DIRECTIONS: Wherever the string "número" appears, copy the whole line.

[Items from a dataset]
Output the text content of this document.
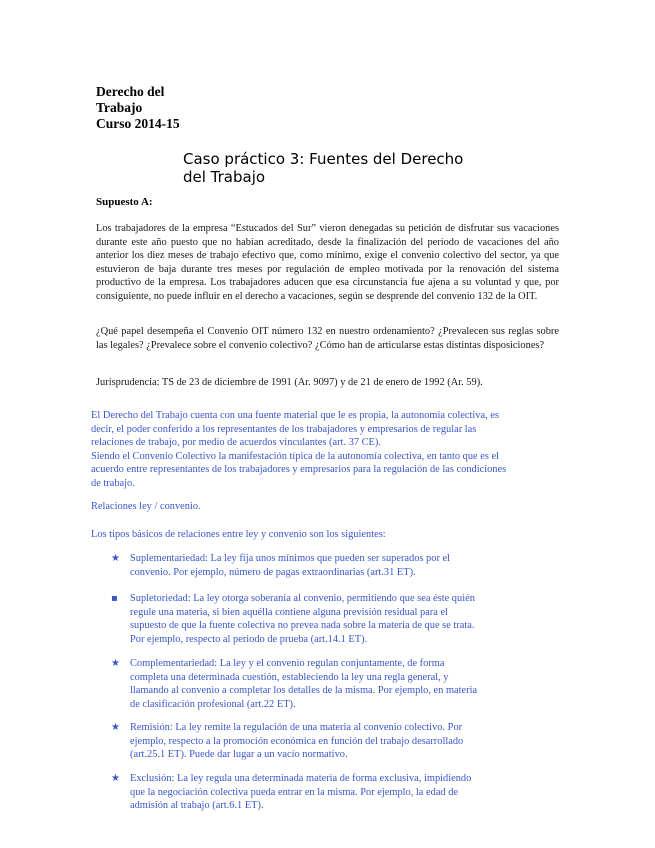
Derecho del
Trabajo
Curso 2014-15
Caso práctico 3: Fuentes del Derecho del Trabajo
Supuesto A:
Los trabajadores de la empresa “Estucados del Sur” vieron denegadas su petición de disfrutar sus vacaciones durante este año puesto que no habían acreditado, desde la finalización del período de vacaciones del año anterior los diez meses de trabajo efectivo que, como mínimo, exige el convenio colectivo del sector, ya que estuvieron de baja durante tres meses por regulación de empleo motivada por la renovación del sistema productivo de la empresa. Los trabajadores aducen que esa circunstancia fue ajena a su voluntad y que, por consiguiente, no puede influir en el derecho a vacaciones, según se desprende del convenio 132 de la OIT.
¿Qué papel desempeña el Convenio OIT número 132 en nuestro ordenamiento? ¿Prevalecen sus reglas sobre las legales? ¿Prevalece sobre el convenio colectivo? ¿Cómo han de articularse estas distintas disposiciones?
Jurisprudencia: TS de 23 de diciembre de 1991 (Ar. 9097) y de 21 de enero de 1992 (Ar. 59).
El Derecho del Trabajo cuenta con una fuente material que le es propia, la autonomía colectiva, es decir, el poder conferido a los representantes de los trabajadores y empresarios de regular las relaciones de trabajo, por medio de acuerdos vinculantes (art. 37 CE).
Siendo el Convenio Colectivo la manifestación típica de la autonomía colectiva, en tanto que es el acuerdo entre representantes de los trabajadores y empresarios para la regulación de las condiciones de trabajo.
Relaciones ley / convenio.
Los tipos básicos de relaciones entre ley y convenio son los siguientes:
★ Suplementariedad: La ley fija unos mínimos que pueden ser superados por el convenio. Por ejemplo, número de pagas extraordinarias (art.31 ET).
▪ Supletoriedad: La ley otorga soberanía al convenio, permitiendo que sea éste quién regule una materia, si bien aquélla contiene alguna previsión residual para el supuesto de que la fuente colectiva no prevea nada sobre la materia de que se trata. Por ejemplo, respecto al periodo de prueba (art.14.1 ET).
★ Complementariedad: La ley y el convenio regulan conjuntamente, de forma completa una determinada cuestión, estableciendo la ley una regla general, y llamando al convenio a completar los detalles de la misma. Por ejemplo, en materia de clasificación profesional (art.22 ET).
★ Remisión: La ley remite la regulación de una materia al convenio colectivo. Por ejemplo, respecto a la promoción económica en función del trabajo desarrollado (art.25.1 ET). Puede dar lugar a un vacío normativo.
★ Exclusión: La ley regula una determinada materia de forma exclusiva, impidiendo que la negociación colectiva pueda entrar en la misma. Por ejemplo, la edad de admisión al trabajo (art.6.1 ET).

TASK SOLUTION:
¿Qué papel desempeña el Convenio OIT número 132 en nuestro ordenamiento? ¿Prevalecen sus reglas sobre las legales? ¿Prevalece sobre el convenio colectivo? ¿Cómo han de articularse estas distintas disposiciones?
★ Suplementariedad: La ley fija unos mínimos que pueden ser superados por el convenio. Por ejemplo, número de pagas extraordinarias (art.31 ET).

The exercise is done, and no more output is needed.